Task statement:
Track down the lines that contain "ventoso" and copy them.

Data records:
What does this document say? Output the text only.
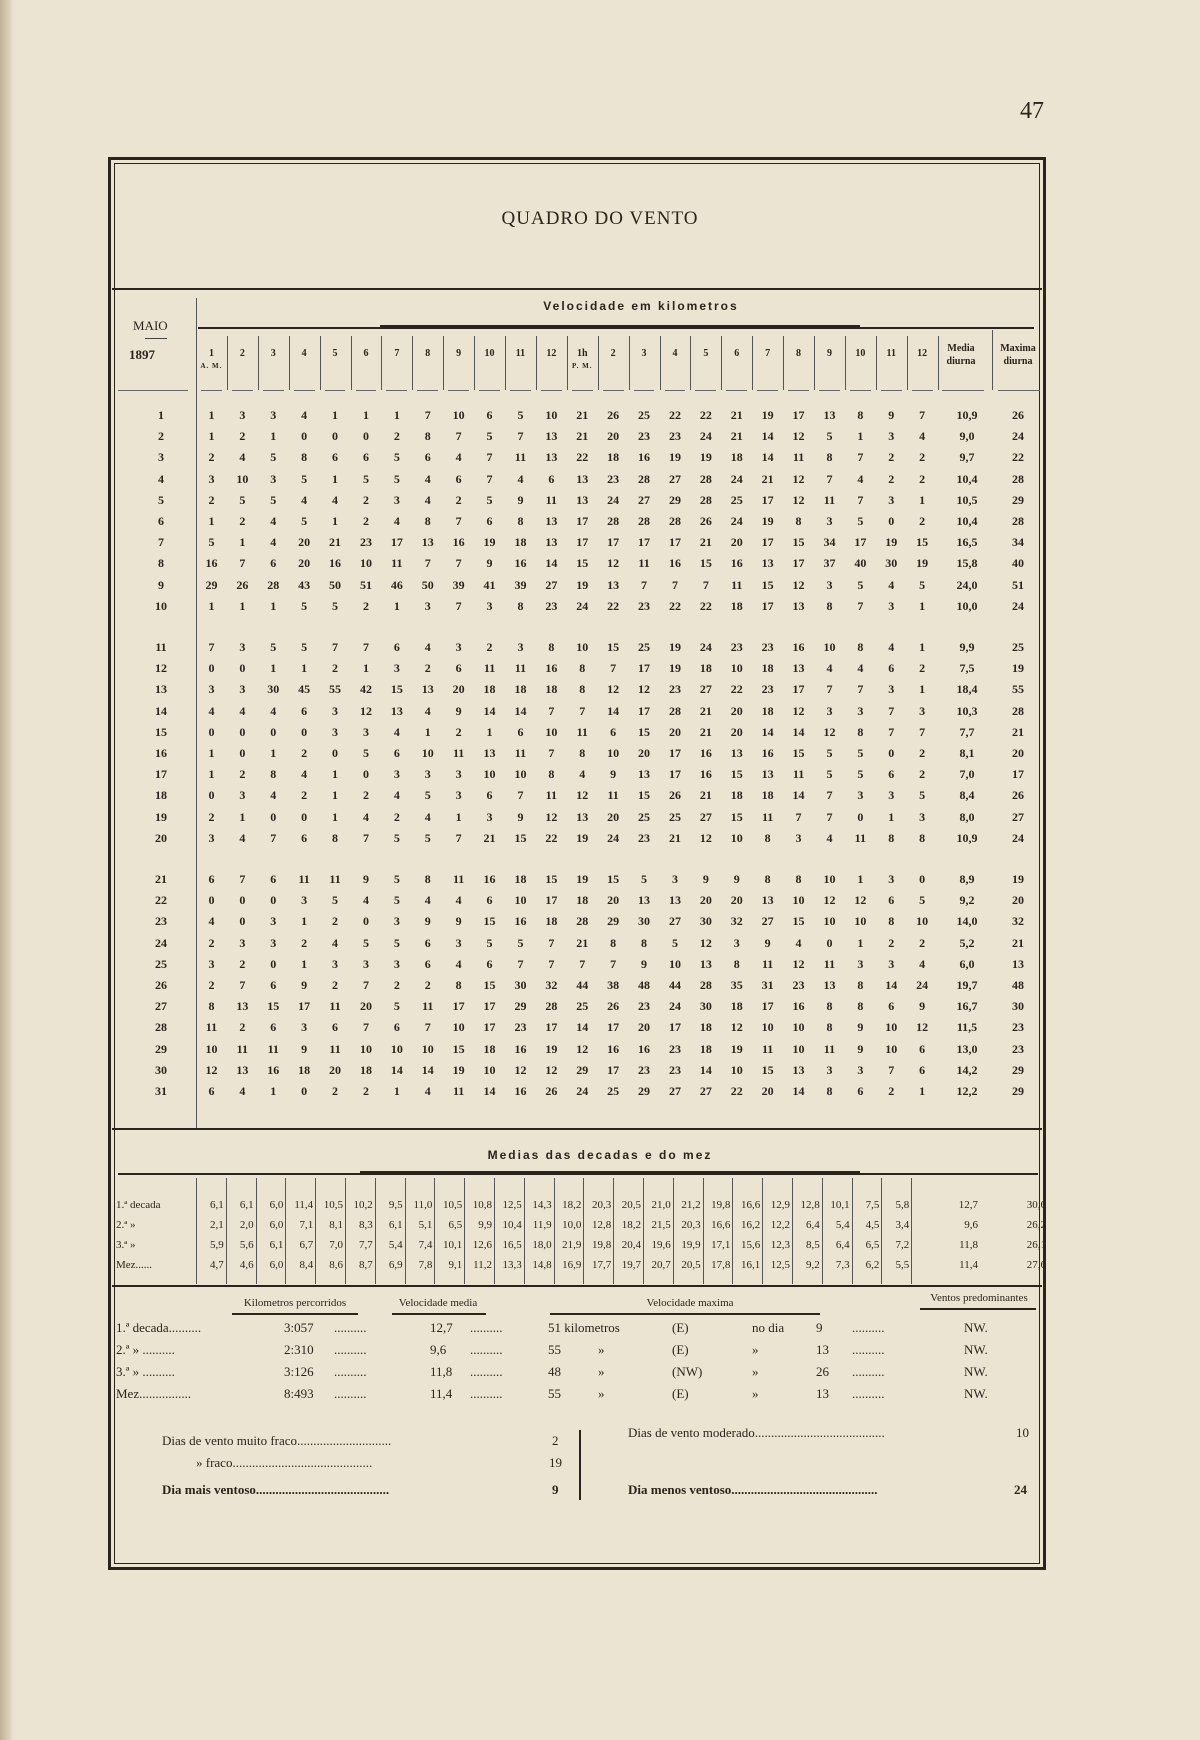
47
QUADRO DO VENTO
MAIO
1897
Velocidade em kilometros
1
A. M.
2	3	4	5	6	7	8	9	10	11	12	1h
P. M.
2	3	4	5	6	7	8	9	10	11	12	Media diurna
Maxima diurna
1	1	3	3	4	1	1	1	7	10	6	5	10	21	26	25	22	22	21	19	17	13	8	9	7	10,9	26
2	1	2	1	0	0	0	2	8	7	5	7	13	21	20	23	23	24	21	14	12	5	1	3	4	9,0	24
3	2	4	5	8	6	6	5	6	4	7	11	13	22	18	16	19	19	18	14	11	8	7	2	2	9,7	22
4	3	10	3	5	1	5	5	4	6	7	4	6	13	23	28	27	28	24	21	12	7	4	2	2	10,4	28
5	2	5	5	4	4	2	3	4	2	5	9	11	13	24	27	29	28	25	17	12	11	7	3	1	10,5	29
6	1	2	4	5	1	2	4	8	7	6	8	13	17	28	28	28	26	24	19	8	3	5	0	2	10,4	28
7	5	1	4	20	21	23	17	13	16	19	18	13	17	17	17	17	21	20	17	15	34	17	19	15	16,5	34
8	16	7	6	20	16	10	11	7	7	9	16	14	15	12	11	16	15	16	13	17	37	40	30	19	15,8	40
9	29	26	28	43	50	51	46	50	39	41	39	27	19	13	7	7	7	11	15	12	3	5	4	5	24,0	51
10	1	1	1	5	5	2	1	3	7	3	8	23	24	22	23	22	22	18	17	13	8	7	3	1	10,0	24
11	7	3	5	5	7	7	6	4	3	2	3	8	10	15	25	19	24	23	23	16	10	8	4	1	9,9	25
12	0	0	1	1	2	1	3	2	6	11	11	16	8	7	17	19	18	10	18	13	4	4	6	2	7,5	19
13	3	3	30	45	55	42	15	13	20	18	18	18	8	12	12	23	27	22	23	17	7	7	3	1	18,4	55
14	4	4	4	6	3	12	13	4	9	14	14	7	7	14	17	28	21	20	18	12	3	3	7	3	10,3	28
15	0	0	0	0	3	3	4	1	2	1	6	10	11	6	15	20	21	20	14	14	12	8	7	7	7,7	21
16	1	0	1	2	0	5	6	10	11	13	11	7	8	10	20	17	16	13	16	15	5	5	0	2	8,1	20
17	1	2	8	4	1	0	3	3	3	10	10	8	4	9	13	17	16	15	13	11	5	5	6	2	7,0	17
18	0	3	4	2	1	2	4	5	3	6	7	11	12	11	15	26	21	18	18	14	7	3	3	5	8,4	26
19	2	1	0	0	1	4	2	4	1	3	9	12	13	20	25	25	27	15	11	7	7	0	1	3	8,0	27
20	3	4	7	6	8	7	5	5	7	21	15	22	19	24	23	21	12	10	8	3	4	11	8	8	10,9	24
21	6	7	6	11	11	9	5	8	11	16	18	15	19	15	5	3	9	9	8	8	10	1	3	0	8,9	19
22	0	0	0	3	5	4	5	4	4	6	10	17	18	20	13	13	20	20	13	10	12	12	6	5	9,2	20
23	4	0	3	1	2	0	3	9	9	15	16	18	28	29	30	27	30	32	27	15	10	10	8	10	14,0	32
24	2	3	3	2	4	5	5	6	3	5	5	7	21	8	8	5	12	3	9	4	0	1	2	2	5,2	21
25	3	2	0	1	3	3	3	6	4	6	7	7	7	7	9	10	13	8	11	12	11	3	3	4	6,0	13
26	2	7	6	9	2	7	2	2	8	15	30	32	44	38	48	44	28	35	31	23	13	8	14	24	19,7	48
27	8	13	15	17	11	20	5	11	17	17	29	28	25	26	23	24	30	18	17	16	8	8	6	9	16,7	30
28	11	2	6	3	6	7	6	7	10	17	23	17	14	17	20	17	18	12	10	10	8	9	10	12	11,5	23
29	10	11	11	9	11	10	10	10	15	18	16	19	12	16	16	23	18	19	11	10	11	9	10	6	13,0	23
30	12	13	16	18	20	18	14	14	19	10	12	12	29	17	23	23	14	10	15	13	3	3	7	6	14,2	29
31	6	4	1	0	2	2	1	4	11	14	16	26	24	25	29	27	27	22	20	14	8	6	2	1	12,2	29
Medias das decadas e do mez
1.ª decada	6,1	6,1	6,0 11,4 10,5 10,2	9,5 11,0 10,5 10,8 12,5 14,3 18,2 20,3 20,5 21,0 21,2 19,8 16,6 12,9 12,8 10,1	7,5	5,8	12,7	30,6
2.ª »	2,1	2,0	6,0	7,1	8,1	8,3	6,1	5,1	6,5	9,9 10,4 11,9 10,0 12,8 18,2 21,5 20,3 16,6 16,2 12,2	6,4	5,4	4,5	3,4	9,6	26,2
3.ª »	5,9	5,6	6,1	6,7	7,0	7,7	5,4	7,4 10,1 12,6 16,5 18,0 21,9 19,8 20,4 19,6 19,9 17,1 15,6 12,3	8,5	6,4	6,5	7,2	11,8	26,1
Mez......	4,7	4,6	6,0	8,4	8,6	8,7	6,9	7,8	9,1 11,2 13,3 14,8 16,9 17,7 19,7 20,7 20,5 17,8 16,1 12,5	9,2	7,3	6,2	5,5	11,4	27,6
Kilometros percorridos	Velocidade media	Velocidade maxima	Ventos predominantes
1.ª decada..........	3:057 ..........	12,7 ..........	51 kilometros	(E)	no dia 9 ..........	NW.
2.ª » ..........	2:310 ..........	9,6 ..........	55	»	(E)	»	13 ..........	NW.
3.ª » ..........	3:126 ..........	11,8 ..........	48	»	(NW)	»	26 ..........	NW.
Mez................	8:493 ..........	11,4 ..........	55	»	(E)	»	13 ..........	NW.
Dias de vento muito fraco.............................	2
» fraco...........................................	19
Dia mais ventoso.........................................	9
Dias de vento moderado........................................	10
Dia menos ventoso.............................................	24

The reply:
Dia mais ventoso.........................................	9
Dia menos ventoso.............................................	24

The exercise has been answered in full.